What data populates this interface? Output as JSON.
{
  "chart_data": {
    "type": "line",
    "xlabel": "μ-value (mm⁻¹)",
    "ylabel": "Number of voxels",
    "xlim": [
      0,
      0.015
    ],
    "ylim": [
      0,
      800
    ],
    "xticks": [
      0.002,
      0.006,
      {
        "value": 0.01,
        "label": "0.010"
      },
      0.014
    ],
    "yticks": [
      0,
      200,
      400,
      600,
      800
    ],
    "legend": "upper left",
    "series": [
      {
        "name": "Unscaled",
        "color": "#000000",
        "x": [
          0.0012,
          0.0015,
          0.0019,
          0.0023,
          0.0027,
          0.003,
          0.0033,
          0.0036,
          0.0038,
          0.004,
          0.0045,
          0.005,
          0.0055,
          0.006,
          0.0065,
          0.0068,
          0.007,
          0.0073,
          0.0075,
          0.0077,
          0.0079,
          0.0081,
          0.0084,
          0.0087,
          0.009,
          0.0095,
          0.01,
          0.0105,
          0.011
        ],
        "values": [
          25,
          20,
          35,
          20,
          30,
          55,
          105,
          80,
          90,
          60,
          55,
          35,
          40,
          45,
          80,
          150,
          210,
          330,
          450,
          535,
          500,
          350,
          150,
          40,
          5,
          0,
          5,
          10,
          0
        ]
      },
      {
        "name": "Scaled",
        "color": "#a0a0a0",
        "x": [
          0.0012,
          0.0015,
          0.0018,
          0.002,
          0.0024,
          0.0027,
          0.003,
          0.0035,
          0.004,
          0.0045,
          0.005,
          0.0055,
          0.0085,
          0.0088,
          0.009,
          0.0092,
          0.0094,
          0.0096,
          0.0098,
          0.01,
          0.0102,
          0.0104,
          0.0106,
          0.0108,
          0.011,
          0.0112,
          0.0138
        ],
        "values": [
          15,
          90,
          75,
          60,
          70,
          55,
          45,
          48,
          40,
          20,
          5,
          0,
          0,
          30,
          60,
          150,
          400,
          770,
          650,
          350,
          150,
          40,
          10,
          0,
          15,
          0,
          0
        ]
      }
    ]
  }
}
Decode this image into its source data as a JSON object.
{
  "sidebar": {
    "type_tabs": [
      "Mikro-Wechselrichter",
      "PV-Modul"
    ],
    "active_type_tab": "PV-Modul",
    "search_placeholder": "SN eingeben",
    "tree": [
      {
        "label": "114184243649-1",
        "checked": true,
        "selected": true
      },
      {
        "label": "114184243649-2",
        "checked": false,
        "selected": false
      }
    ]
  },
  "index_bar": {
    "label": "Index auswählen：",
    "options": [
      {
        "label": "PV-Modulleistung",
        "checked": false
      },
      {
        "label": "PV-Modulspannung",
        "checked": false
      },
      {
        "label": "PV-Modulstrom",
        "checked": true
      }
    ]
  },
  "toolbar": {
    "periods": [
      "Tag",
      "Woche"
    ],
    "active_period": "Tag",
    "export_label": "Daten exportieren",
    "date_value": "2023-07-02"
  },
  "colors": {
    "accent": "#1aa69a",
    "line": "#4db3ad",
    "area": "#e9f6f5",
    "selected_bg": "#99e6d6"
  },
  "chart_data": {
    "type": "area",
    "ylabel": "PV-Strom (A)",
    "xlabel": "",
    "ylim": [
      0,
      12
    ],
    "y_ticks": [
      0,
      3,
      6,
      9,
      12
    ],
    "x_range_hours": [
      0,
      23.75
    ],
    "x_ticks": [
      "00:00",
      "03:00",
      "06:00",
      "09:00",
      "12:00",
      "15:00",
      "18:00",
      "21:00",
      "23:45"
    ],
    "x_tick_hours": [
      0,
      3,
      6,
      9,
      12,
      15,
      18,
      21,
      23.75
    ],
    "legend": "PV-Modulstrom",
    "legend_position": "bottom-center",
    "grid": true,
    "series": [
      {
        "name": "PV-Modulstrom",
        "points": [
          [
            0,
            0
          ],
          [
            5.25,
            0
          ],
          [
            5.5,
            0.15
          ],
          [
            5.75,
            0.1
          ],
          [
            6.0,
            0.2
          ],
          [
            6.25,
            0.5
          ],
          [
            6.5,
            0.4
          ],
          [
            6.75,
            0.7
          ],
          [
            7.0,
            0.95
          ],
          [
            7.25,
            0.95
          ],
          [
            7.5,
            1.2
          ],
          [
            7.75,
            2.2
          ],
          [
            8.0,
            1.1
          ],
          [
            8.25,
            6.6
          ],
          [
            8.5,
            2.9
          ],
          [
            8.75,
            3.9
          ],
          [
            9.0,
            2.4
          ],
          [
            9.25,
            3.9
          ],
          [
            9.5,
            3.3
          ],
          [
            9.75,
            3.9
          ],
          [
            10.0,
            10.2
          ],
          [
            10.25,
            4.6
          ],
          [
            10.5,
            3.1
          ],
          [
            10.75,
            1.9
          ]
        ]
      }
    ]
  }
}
_ _ _
▶ [Requirement]: Extract the data in full. Keep it word for word.

▶ [Solution to this problem]:
What data populates this interface? Output as JSON.
{
  "chart_data": {
    "type": "line",
    "xlabel": "μ-value (mm⁻¹)",
    "ylabel": "Number of voxels",
    "xlim": [
      0,
      0.015
    ],
    "ylim": [
      0,
      800
    ],
    "xticks": [
      0.002,
      0.006,
      {
        "value": 0.01,
        "label": "0.010"
      },
      0.014
    ],
    "yticks": [
      0,
      200,
      400,
      600,
      800
    ],
    "legend": "upper left",
    "series": [
      {
        "name": "Unscaled",
        "color": "#000000",
        "x": [
          0.0012,
          0.0015,
          0.0019,
          0.0023,
          0.0027,
          0.003,
          0.0033,
          0.0036,
          0.0038,
          0.004,
          0.0045,
          0.005,
          0.0055,
          0.006,
          0.0065,
          0.0068,
          0.007,
          0.0073,
          0.0075,
          0.0077,
          0.0079,
          0.0081,
          0.0084,
          0.0087,
          0.009,
          0.0095,
          0.01,
          0.0105,
          0.011
        ],
        "values": [
          25,
          20,
          35,
          20,
          30,
          55,
          105,
          80,
          90,
          60,
          55,
          35,
          40,
          45,
          80,
          150,
          210,
          330,
          450,
          535,
          500,
          350,
          150,
          40,
          5,
          0,
          5,
          10,
          0
        ]
      },
      {
        "name": "Scaled",
        "color": "#a0a0a0",
        "x": [
          0.0012,
          0.0015,
          0.0018,
          0.002,
          0.0024,
          0.0027,
          0.003,
          0.0035,
          0.004,
          0.0045,
          0.005,
          0.0055,
          0.0085,
          0.0088,
          0.009,
          0.0092,
          0.0094,
          0.0096,
          0.0098,
          0.01,
          0.0102,
          0.0104,
          0.0106,
          0.0108,
          0.011,
          0.0112,
          0.0138
        ],
        "values": [
          15,
          90,
          75,
          60,
          70,
          55,
          45,
          48,
          40,
          20,
          5,
          0,
          0,
          30,
          60,
          150,
          400,
          770,
          650,
          350,
          150,
          40,
          10,
          0,
          15,
          0,
          0
        ]
      }
    ]
  }
}
Decode this image into its source data as a JSON object.
{
  "sidebar": {
    "type_tabs": [
      "Mikro-Wechselrichter",
      "PV-Modul"
    ],
    "active_type_tab": "PV-Modul",
    "search_placeholder": "SN eingeben",
    "tree": [
      {
        "label": "114184243649-1",
        "checked": true,
        "selected": true
      },
      {
        "label": "114184243649-2",
        "checked": false,
        "selected": false
      }
    ]
  },
  "index_bar": {
    "label": "Index auswählen：",
    "options": [
      {
        "label": "PV-Modulleistung",
        "checked": false
      },
      {
        "label": "PV-Modulspannung",
        "checked": false
      },
      {
        "label": "PV-Modulstrom",
        "checked": true
      }
    ]
  },
  "toolbar": {
    "periods": [
      "Tag",
      "Woche"
    ],
    "active_period": "Tag",
    "export_label": "Daten exportieren",
    "date_value": "2023-07-02"
  },
  "colors": {
    "accent": "#1aa69a",
    "line": "#4db3ad",
    "area": "#e9f6f5",
    "selected_bg": "#99e6d6"
  },
  "chart_data": {
    "type": "area",
    "ylabel": "PV-Strom (A)",
    "xlabel": "",
    "ylim": [
      0,
      12
    ],
    "y_ticks": [
      0,
      3,
      6,
      9,
      12
    ],
    "x_range_hours": [
      0,
      23.75
    ],
    "x_ticks": [
      "00:00",
      "03:00",
      "06:00",
      "09:00",
      "12:00",
      "15:00",
      "18:00",
      "21:00",
      "23:45"
    ],
    "x_tick_hours": [
      0,
      3,
      6,
      9,
      12,
      15,
      18,
      21,
      23.75
    ],
    "legend": "PV-Modulstrom",
    "legend_position": "bottom-center",
    "grid": true,
    "series": [
      {
        "name": "PV-Modulstrom",
        "points": [
          [
            0,
            0
          ],
          [
            5.25,
            0
          ],
          [
            5.5,
            0.15
          ],
          [
            5.75,
            0.1
          ],
          [
            6.0,
            0.2
          ],
          [
            6.25,
            0.5
          ],
          [
            6.5,
            0.4
          ],
          [
            6.75,
            0.7
          ],
          [
            7.0,
            0.95
          ],
          [
            7.25,
            0.95
          ],
          [
            7.5,
            1.2
          ],
          [
            7.75,
            2.2
          ],
          [
            8.0,
            1.1
          ],
          [
            8.25,
            6.6
          ],
          [
            8.5,
            2.9
          ],
          [
            8.75,
            3.9
          ],
          [
            9.0,
            2.4
          ],
          [
            9.25,
            3.9
          ],
          [
            9.5,
            3.3
          ],
          [
            9.75,
            3.9
          ],
          [
            10.0,
            10.2
          ],
          [
            10.25,
            4.6
          ],
          [
            10.5,
            3.1
          ],
          [
            10.75,
            1.9
          ]
        ]
      }
    ]
  }
}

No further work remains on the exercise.